**** INPUT MATERIAL

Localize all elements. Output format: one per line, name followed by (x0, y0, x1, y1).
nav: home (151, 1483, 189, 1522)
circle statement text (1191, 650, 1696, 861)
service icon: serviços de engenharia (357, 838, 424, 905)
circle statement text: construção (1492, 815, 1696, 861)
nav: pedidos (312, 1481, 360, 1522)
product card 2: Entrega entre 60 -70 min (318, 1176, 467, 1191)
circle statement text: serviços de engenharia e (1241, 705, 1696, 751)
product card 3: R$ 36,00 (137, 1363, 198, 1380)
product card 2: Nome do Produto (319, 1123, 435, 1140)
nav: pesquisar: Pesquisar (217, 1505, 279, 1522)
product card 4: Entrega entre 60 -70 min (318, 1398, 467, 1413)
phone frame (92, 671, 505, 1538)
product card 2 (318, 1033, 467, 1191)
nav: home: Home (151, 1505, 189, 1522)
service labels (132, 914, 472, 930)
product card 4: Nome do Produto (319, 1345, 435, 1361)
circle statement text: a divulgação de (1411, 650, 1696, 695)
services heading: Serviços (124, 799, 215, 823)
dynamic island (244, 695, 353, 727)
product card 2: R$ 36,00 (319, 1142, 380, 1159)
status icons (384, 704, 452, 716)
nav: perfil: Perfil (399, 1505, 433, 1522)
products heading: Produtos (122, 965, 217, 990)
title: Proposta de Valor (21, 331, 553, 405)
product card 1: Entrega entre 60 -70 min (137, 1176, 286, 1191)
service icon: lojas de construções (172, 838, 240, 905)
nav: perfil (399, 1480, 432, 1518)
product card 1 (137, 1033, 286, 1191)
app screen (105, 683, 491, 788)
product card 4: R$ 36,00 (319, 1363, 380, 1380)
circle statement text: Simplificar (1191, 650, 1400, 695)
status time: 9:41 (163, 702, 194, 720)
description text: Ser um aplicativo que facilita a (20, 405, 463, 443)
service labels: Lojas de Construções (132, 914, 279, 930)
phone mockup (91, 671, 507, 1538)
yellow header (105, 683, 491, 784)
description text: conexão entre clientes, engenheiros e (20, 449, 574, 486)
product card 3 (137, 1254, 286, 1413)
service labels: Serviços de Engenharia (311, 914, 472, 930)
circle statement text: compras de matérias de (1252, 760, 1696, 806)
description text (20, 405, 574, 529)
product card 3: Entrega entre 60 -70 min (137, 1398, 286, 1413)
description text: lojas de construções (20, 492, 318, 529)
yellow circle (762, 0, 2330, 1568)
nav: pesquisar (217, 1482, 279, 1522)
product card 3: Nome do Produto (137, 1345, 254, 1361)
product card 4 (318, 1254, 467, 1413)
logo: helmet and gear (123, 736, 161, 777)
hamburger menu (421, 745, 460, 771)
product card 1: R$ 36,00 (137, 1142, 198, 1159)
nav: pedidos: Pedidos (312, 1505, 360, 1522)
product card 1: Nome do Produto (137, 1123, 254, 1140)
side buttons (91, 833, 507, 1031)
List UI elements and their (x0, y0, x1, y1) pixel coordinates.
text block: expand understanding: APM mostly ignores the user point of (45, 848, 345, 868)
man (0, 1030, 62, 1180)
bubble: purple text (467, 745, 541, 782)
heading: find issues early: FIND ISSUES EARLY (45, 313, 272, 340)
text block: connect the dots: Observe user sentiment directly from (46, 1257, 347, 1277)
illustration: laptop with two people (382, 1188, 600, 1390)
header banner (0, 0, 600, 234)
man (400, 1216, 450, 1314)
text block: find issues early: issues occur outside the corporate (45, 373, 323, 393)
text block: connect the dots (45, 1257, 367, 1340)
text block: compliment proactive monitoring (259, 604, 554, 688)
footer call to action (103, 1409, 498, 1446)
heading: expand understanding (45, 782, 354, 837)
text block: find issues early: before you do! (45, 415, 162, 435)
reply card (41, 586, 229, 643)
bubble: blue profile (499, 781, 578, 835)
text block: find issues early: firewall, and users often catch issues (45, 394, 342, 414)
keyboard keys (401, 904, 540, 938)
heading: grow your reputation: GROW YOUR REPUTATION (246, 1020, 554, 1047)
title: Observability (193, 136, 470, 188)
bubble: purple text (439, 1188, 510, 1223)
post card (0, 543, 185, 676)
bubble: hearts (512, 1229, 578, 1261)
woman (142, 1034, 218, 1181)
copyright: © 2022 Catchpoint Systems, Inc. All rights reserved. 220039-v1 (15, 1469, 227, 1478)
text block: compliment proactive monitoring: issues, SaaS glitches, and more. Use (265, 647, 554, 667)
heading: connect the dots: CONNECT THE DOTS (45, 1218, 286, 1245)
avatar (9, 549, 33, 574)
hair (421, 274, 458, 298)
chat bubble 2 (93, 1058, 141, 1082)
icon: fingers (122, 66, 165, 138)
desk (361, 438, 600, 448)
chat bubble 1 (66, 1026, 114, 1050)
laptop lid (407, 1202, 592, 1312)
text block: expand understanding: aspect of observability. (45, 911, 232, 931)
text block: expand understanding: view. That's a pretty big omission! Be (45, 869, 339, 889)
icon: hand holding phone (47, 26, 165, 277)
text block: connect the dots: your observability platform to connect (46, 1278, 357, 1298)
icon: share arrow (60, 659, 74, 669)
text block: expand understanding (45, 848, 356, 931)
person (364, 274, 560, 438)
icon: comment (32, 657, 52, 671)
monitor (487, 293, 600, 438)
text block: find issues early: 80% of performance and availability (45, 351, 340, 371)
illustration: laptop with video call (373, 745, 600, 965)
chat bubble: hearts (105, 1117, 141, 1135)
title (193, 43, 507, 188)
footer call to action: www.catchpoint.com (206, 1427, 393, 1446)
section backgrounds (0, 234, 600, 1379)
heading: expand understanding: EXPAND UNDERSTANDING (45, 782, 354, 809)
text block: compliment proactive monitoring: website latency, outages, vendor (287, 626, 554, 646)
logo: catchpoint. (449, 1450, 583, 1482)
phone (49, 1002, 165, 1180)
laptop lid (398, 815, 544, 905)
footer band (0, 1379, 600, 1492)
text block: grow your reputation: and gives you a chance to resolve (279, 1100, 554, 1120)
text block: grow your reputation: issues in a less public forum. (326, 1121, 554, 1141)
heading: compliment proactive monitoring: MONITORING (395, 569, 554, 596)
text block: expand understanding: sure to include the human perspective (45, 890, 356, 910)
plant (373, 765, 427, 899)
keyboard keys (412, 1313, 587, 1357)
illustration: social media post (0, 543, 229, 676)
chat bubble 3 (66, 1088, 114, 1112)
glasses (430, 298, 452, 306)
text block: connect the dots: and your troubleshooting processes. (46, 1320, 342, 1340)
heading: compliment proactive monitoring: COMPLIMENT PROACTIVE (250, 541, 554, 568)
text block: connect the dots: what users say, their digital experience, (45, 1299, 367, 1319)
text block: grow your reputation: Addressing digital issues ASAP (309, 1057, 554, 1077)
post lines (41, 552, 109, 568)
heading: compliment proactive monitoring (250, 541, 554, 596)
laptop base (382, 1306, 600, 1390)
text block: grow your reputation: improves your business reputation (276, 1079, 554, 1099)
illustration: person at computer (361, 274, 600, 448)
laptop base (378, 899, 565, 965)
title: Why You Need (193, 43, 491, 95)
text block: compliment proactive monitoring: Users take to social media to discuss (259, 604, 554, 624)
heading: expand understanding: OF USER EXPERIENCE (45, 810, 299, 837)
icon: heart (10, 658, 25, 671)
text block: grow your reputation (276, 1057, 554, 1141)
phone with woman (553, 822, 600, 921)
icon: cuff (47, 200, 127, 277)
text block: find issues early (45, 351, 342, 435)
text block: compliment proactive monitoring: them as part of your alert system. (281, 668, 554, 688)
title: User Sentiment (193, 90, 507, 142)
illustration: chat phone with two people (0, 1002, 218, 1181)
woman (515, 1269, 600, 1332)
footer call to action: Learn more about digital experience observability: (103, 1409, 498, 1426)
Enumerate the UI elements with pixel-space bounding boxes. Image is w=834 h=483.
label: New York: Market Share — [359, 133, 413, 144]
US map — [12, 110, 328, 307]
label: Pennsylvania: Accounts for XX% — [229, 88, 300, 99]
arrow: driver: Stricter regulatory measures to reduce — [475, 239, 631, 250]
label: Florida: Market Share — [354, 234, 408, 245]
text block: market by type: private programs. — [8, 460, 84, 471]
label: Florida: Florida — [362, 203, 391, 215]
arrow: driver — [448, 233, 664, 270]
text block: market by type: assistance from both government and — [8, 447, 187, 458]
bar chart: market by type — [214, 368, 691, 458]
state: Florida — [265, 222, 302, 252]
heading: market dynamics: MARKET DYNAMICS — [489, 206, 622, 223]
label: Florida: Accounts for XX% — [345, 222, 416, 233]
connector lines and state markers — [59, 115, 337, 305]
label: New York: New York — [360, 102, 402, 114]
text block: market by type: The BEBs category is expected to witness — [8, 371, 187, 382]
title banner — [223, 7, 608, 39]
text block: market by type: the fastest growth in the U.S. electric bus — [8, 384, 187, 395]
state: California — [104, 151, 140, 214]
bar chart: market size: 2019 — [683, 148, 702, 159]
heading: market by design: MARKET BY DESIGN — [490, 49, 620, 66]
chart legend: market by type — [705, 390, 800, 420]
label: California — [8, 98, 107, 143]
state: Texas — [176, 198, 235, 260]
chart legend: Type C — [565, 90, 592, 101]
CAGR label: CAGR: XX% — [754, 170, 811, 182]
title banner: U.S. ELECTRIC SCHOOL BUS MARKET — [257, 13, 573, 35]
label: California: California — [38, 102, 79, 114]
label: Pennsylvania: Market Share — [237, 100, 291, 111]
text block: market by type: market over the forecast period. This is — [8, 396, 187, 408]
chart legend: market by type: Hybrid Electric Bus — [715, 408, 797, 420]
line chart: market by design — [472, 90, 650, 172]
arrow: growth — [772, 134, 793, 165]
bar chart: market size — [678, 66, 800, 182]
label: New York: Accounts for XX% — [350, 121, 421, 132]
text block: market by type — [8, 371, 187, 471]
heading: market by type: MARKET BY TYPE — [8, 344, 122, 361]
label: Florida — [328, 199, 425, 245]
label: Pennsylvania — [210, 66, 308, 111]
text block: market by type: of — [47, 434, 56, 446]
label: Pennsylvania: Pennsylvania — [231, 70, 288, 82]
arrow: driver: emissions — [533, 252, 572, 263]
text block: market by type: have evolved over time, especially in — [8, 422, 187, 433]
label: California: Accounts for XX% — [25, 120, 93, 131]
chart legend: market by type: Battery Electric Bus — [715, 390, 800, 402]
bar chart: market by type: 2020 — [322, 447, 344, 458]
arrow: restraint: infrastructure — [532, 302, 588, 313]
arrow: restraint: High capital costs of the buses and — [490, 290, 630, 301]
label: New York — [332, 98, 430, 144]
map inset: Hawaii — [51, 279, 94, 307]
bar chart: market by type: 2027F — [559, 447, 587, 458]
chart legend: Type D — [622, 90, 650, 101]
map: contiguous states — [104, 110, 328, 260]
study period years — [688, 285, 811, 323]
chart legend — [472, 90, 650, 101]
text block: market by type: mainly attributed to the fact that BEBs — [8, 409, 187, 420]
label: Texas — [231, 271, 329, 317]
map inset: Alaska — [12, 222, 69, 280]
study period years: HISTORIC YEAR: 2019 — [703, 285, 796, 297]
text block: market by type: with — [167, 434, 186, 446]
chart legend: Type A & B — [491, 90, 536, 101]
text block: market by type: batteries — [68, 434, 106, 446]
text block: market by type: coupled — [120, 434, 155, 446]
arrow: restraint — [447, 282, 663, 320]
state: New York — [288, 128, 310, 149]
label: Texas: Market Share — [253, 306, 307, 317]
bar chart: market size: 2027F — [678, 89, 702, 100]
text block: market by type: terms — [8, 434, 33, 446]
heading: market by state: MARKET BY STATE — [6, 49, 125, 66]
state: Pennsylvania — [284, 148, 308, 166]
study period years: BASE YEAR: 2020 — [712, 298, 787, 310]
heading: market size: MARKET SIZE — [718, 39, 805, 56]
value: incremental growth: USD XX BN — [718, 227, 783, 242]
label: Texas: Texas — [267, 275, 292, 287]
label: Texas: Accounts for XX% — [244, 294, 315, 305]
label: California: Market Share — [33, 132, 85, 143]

********

▶ [EXERCISE INSTRUCTIONS] Copy out every line from the start of the list down through the line containing "circle statement text: a", keeping each one unchanged.

▶ [RESULT]
Localize all elements. Output format: one per line, name followed by (x0, y0, x1, y1).
nav: home (151, 1483, 189, 1522)
circle statement text (1191, 650, 1696, 861)
service icon: serviços de engenharia (357, 838, 424, 905)
circle statement text: construção (1492, 815, 1696, 861)
nav: pedidos (312, 1481, 360, 1522)
product card 2: Entrega entre 60 -70 min (318, 1176, 467, 1191)
circle statement text: serviços de engenharia e (1241, 705, 1696, 751)
product card 3: R$ 36,00 (137, 1363, 198, 1380)
product card 2: Nome do Produto (319, 1123, 435, 1140)
nav: pesquisar: Pesquisar (217, 1505, 279, 1522)
product card 4: Entrega entre 60 -70 min (318, 1398, 467, 1413)
phone frame (92, 671, 505, 1538)
product card 2 (318, 1033, 467, 1191)
nav: home: Home (151, 1505, 189, 1522)
service labels (132, 914, 472, 930)
product card 4: Nome do Produto (319, 1345, 435, 1361)
circle statement text: a divulgação de (1411, 650, 1696, 695)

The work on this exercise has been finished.